● Text block
Examples and an embodiment of the present invention will now be explained with reference to the accompanying drawings.

(Example 1)

FIG.10A illustrates a configuration of speech coding apparatus 1000A according to an example. FIG.10B illustrates a configuration of speech decoding apparatus 1000B according to another example.
In the present example, a pulse vector coding perceptually weights each spectral coefficient.
In speech coding apparatus 1000A (FIG.10A), time-frequency transforming section 1001 transforms time domain signal S(n) into frequency domain signal S(f) (spectral coefficients), using time-frequency transformation such as discrete Fourier transform (DFT) or modified discrete cosine transform (MDCT).
Psychoacoustic model analyzing section 1002 determines a masking curve by performing a psychoacoustic model analysis on frequency domain signal S(f).
Perceptually-weighting section 1003 estimates perceptual importance levels based on the masking curve, and calculates respective weighting coefficients for the spectral coefficients according to the perceptual importance levels, to apply the weighting coefficients to the spectral coefficients, respectively.

● Recorded information
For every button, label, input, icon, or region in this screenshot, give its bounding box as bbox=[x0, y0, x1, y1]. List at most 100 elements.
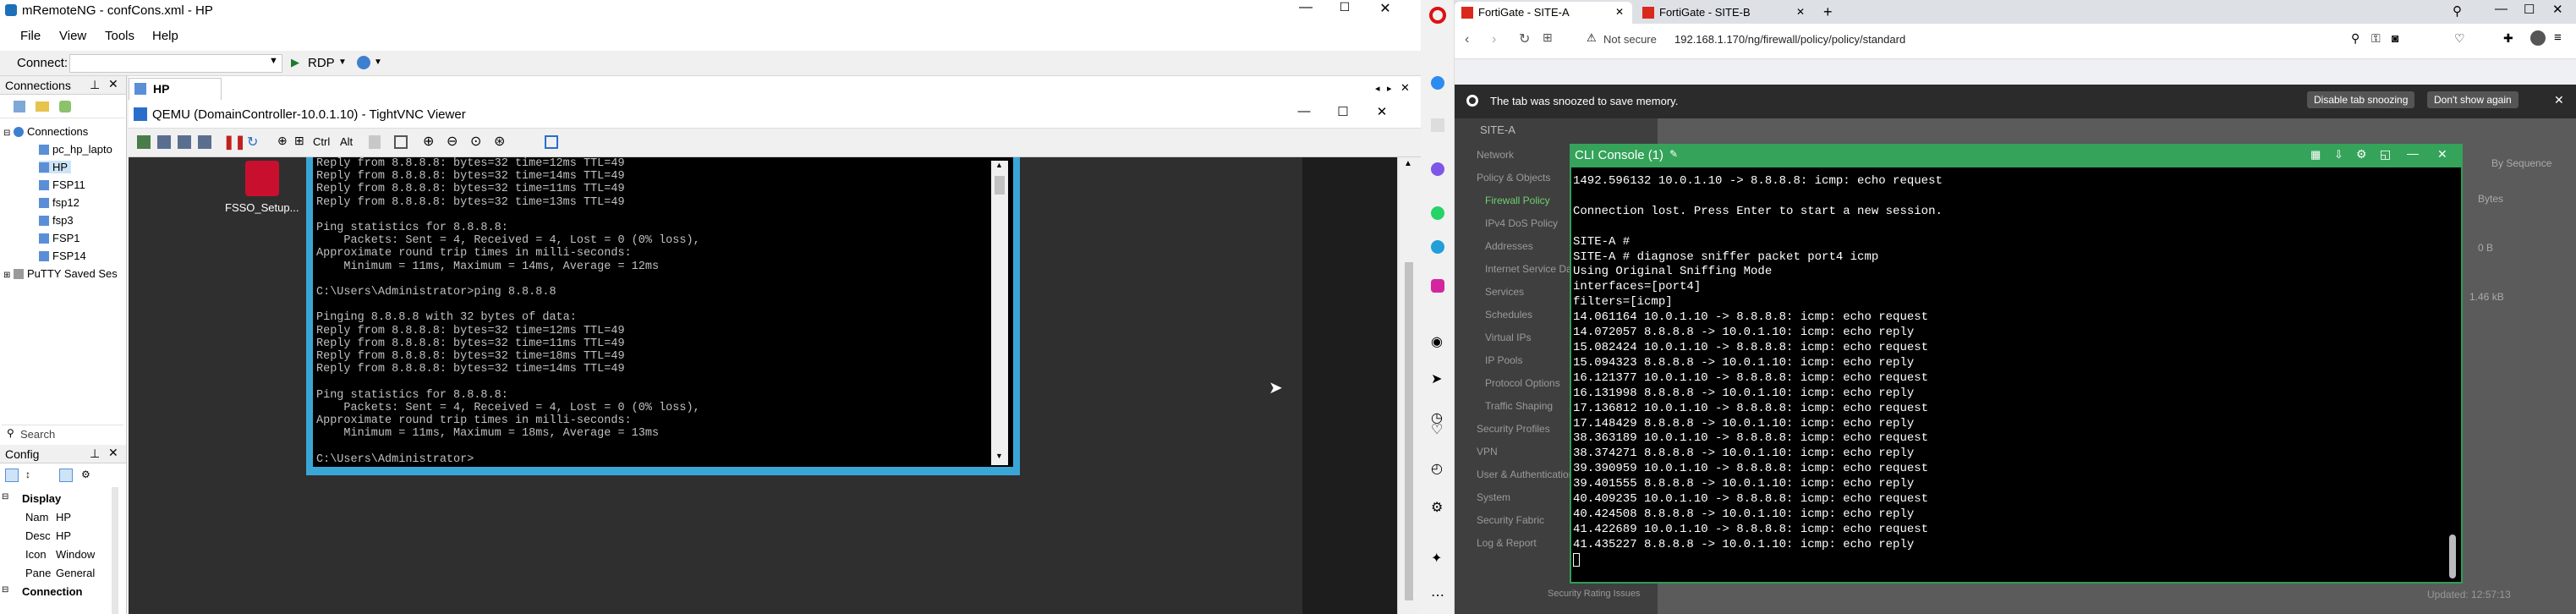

● Given exercise A
In the speech coding excerpt, what does psychoacoustic model analyzing section 1002 determine?
● Given exercise B
Write the next few sentences of the speech coding excerpt, picking up after its final sentence about perceptually-weighting section 1003.

● Written response A
A masking curve.

● Written response B
Coding section 1004 encodes perceptually-weighted frequency domain signal S_PW(f) to generate a coding parameter.
Multiplexing section 1005 multiplexes the coding parameter with the signal to generate bit stream information and transmits the bit stream information to speech decoding apparatus 1000B (FIG.10B).
In speech decoding apparatus 1000B (FIG.10B), demultiplexing section 1006 demultiplexes the bit stream information to generate the coding parameter.
Decoding section 1007 decodes the coding parameter to generate decoded frequency domain signal S^∼(f).
Frequency-time transforming section 1008 transforms decoded frequency domain signal S^∼(f) into a time domain using frequency-time transformation such as inverse discrete Fourier transform (IDFT) or inverse modified discrete cosine transform (IMDCT), to generate decoded time domain signal S^∼(n).
FIG.11 illustrates a configuration of perceptually-weighting section 1003 according to the present example. FIG.11 illustrates a configuration to perceptually weight each spectral coefficient.
In perceptually-weighting section 1003, estimation section 1101 estimates perceptual importance level pi(f) of each spectral coefficient, according to masking curve M(f). Perceptual importance level pi(f) is the parameter quantitatively representing how perceptually important the spectral coefficient is. Perceptual importance level pi(f) showing a larger value means that the spectral coefficient corresponding to the pi(f) is perceptually important. Perceptual importance level pi(f) is calculated based on masking curve M(f) and an energy level of a spectral coefficient. The calculation may be performed in a logarithmic region, and, for example, perceptual importance level pi(f) is calculated according to the following equation.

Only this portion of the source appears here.